# [To be done]
Each line containing the word "الوكالة" should be found and copied.
::::
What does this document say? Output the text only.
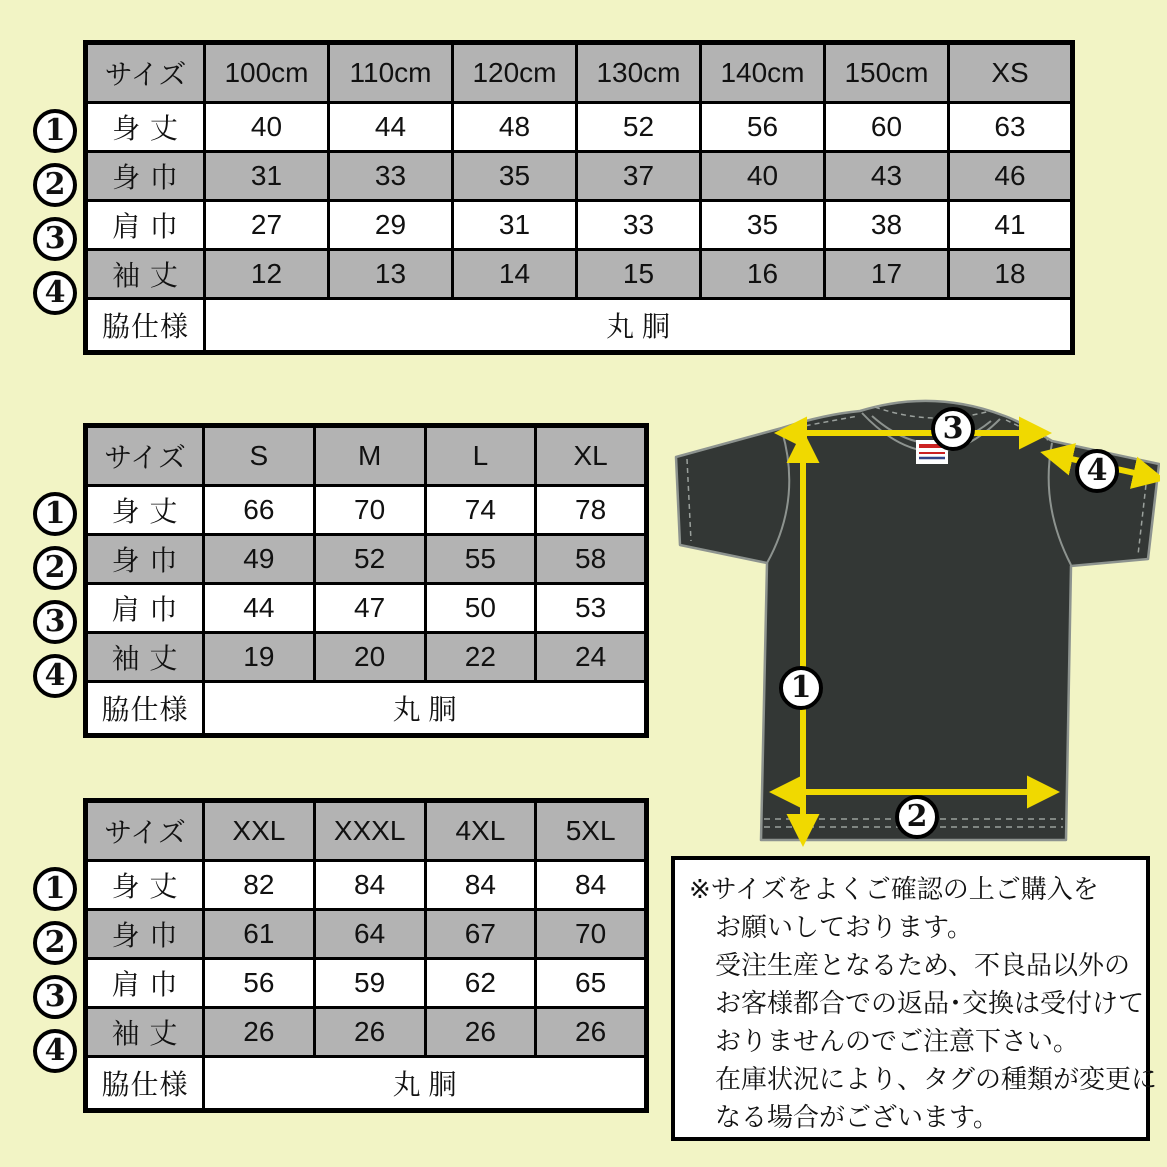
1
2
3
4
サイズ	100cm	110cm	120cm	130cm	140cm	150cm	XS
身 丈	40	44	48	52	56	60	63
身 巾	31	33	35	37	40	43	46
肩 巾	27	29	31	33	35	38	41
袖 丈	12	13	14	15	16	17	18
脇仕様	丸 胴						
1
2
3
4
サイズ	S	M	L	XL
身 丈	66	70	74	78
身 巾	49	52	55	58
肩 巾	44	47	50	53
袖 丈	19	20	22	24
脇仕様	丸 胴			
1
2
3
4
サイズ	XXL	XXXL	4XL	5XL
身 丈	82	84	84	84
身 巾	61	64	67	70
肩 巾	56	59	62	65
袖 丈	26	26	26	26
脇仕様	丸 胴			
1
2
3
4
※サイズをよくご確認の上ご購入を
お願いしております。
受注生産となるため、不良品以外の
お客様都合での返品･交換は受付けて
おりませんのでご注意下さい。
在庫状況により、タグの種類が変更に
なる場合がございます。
::::
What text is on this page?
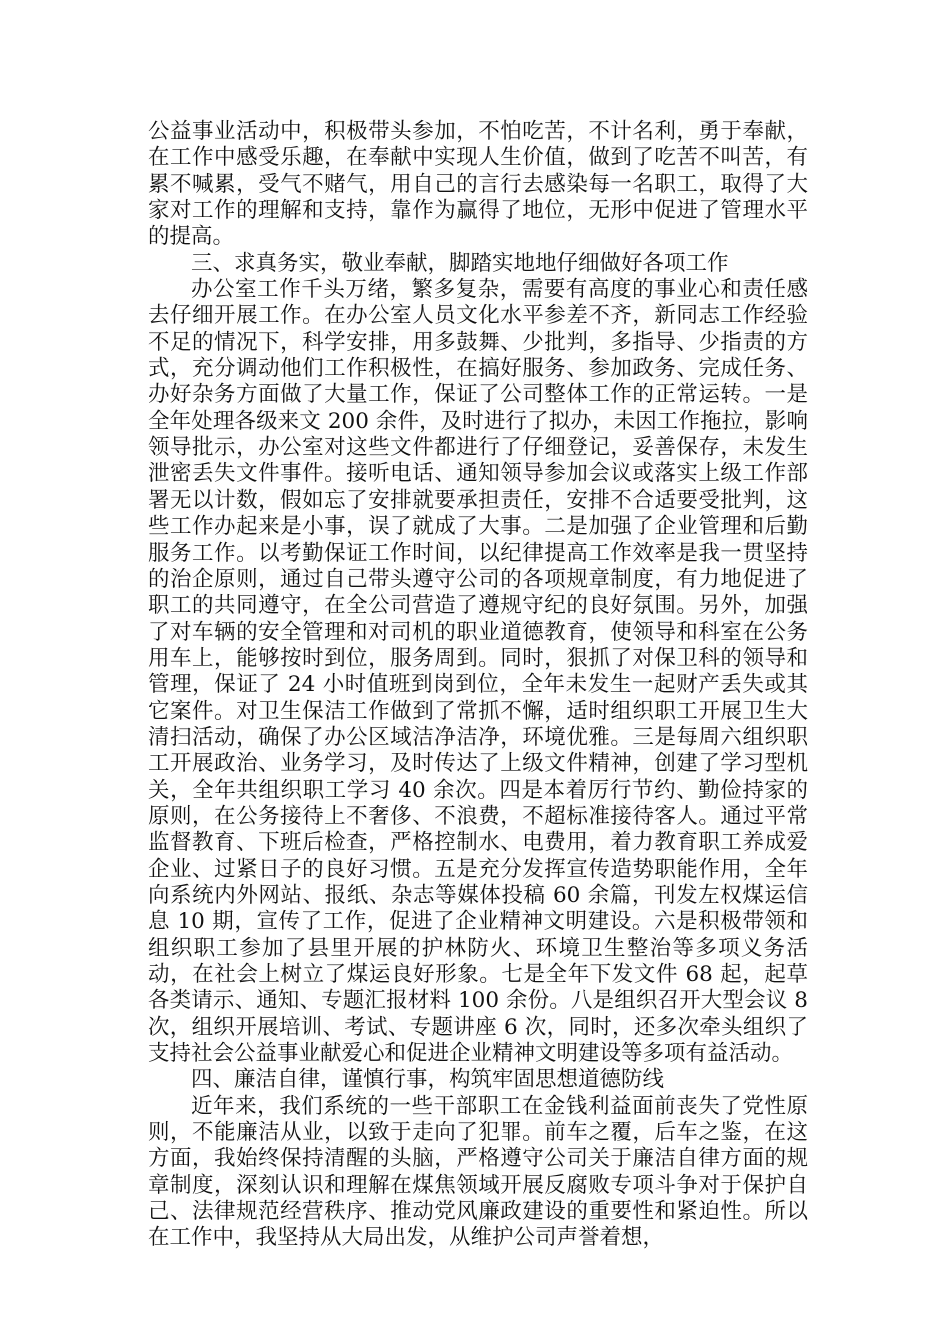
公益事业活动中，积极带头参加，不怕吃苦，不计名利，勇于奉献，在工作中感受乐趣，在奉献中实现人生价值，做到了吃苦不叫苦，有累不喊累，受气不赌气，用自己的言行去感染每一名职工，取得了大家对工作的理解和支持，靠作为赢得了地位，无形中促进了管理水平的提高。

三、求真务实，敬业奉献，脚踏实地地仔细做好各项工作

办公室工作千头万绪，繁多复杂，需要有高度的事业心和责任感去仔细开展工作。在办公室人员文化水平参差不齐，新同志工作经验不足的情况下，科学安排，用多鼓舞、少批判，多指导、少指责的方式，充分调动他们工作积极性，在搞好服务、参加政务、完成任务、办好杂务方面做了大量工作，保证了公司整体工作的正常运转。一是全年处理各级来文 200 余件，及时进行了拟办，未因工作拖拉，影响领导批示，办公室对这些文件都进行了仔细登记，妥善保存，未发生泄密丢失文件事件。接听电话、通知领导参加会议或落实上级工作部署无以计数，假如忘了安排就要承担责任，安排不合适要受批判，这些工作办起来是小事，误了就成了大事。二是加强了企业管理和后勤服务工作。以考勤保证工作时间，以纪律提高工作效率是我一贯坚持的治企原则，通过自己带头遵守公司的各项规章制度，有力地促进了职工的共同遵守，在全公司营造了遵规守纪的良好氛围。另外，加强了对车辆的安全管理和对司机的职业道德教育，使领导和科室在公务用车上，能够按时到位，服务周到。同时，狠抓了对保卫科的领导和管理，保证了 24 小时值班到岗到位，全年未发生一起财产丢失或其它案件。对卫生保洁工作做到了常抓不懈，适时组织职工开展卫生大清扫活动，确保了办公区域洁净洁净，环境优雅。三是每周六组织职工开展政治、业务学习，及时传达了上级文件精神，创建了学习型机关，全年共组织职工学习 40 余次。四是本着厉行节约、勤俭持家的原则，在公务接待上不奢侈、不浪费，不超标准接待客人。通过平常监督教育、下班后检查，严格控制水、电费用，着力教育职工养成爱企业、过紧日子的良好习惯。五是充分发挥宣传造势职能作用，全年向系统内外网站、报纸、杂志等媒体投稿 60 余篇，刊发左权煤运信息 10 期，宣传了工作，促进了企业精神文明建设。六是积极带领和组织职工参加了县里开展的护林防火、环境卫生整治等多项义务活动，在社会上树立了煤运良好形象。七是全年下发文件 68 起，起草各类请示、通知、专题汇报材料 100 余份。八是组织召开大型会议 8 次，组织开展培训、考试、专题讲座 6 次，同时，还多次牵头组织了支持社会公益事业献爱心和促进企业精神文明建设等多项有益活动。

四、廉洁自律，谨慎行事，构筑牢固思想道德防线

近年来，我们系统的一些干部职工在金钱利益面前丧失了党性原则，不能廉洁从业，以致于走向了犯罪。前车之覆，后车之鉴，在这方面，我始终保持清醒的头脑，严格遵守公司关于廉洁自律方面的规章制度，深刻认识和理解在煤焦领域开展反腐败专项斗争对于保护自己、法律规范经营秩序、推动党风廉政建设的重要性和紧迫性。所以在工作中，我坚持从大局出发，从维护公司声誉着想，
::::
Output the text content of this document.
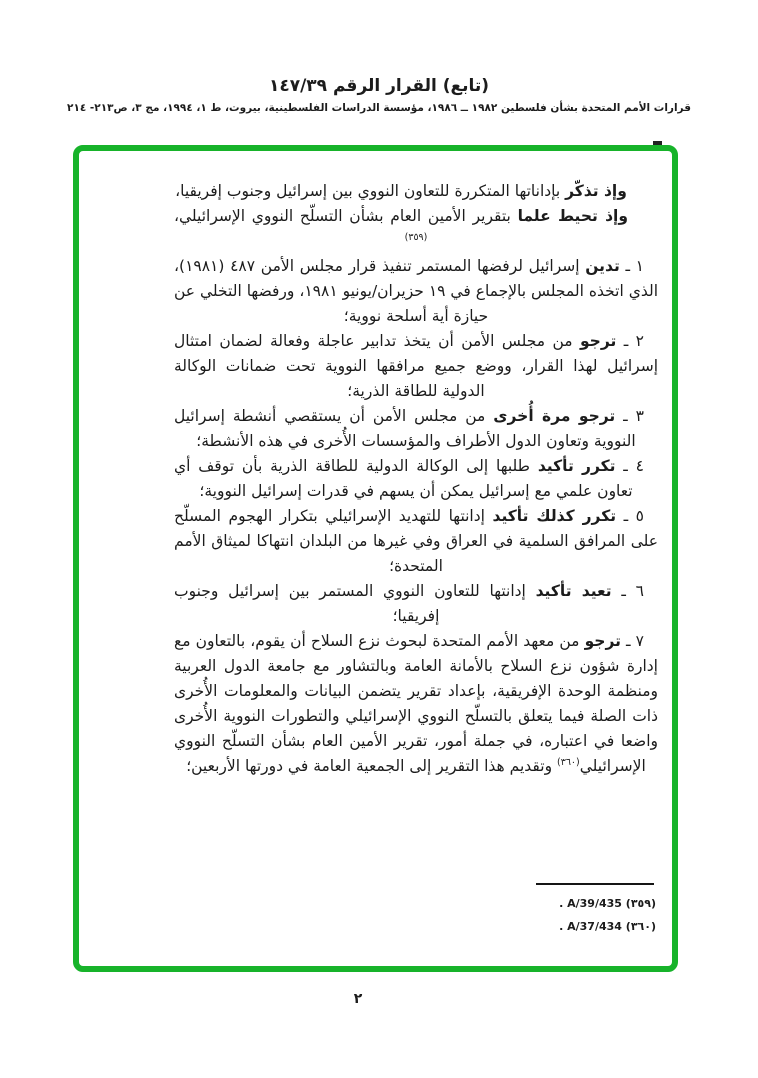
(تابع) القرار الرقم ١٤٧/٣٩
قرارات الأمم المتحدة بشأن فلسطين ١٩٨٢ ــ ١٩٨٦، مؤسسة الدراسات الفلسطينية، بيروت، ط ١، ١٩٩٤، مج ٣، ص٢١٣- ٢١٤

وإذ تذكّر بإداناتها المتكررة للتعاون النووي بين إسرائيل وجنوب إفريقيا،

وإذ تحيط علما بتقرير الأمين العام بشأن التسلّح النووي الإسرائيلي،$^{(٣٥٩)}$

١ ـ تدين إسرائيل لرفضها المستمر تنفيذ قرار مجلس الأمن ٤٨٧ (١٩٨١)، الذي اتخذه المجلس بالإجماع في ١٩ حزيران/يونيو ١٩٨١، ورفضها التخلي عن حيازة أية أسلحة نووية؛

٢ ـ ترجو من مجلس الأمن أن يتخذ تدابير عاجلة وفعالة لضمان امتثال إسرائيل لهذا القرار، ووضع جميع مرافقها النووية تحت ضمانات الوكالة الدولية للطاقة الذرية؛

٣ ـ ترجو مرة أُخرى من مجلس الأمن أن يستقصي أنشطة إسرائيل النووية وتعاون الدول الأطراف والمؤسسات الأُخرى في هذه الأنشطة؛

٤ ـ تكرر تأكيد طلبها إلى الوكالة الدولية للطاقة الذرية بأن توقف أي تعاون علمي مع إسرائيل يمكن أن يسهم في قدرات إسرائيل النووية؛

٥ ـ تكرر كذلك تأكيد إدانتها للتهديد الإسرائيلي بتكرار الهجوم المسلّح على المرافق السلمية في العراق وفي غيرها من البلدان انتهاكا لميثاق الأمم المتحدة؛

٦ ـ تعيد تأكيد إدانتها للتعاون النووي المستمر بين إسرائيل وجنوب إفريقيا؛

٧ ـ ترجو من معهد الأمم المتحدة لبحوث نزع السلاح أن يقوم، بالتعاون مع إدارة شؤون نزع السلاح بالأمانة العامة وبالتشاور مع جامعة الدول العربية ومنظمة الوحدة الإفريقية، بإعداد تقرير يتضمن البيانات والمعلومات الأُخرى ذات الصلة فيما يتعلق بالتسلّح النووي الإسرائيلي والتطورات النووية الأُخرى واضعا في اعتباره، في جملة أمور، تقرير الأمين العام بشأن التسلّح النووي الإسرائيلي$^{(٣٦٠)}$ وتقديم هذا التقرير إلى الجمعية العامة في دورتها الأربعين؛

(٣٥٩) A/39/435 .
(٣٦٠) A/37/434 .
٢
::::
# [Task output]
٢ ـ ترجو من مجلس الأمن أن يتخذ تدابير عاجلة وفعالة لضمان امتثال إسرائيل لهذا القرار، ووضع جميع مرافقها النووية تحت ضمانات الوكالة الدولية للطاقة الذرية؛
٤ ـ تكرر تأكيد طلبها إلى الوكالة الدولية للطاقة الذرية بأن توقف أي تعاون علمي مع إسرائيل يمكن أن يسهم في قدرات إسرائيل النووية؛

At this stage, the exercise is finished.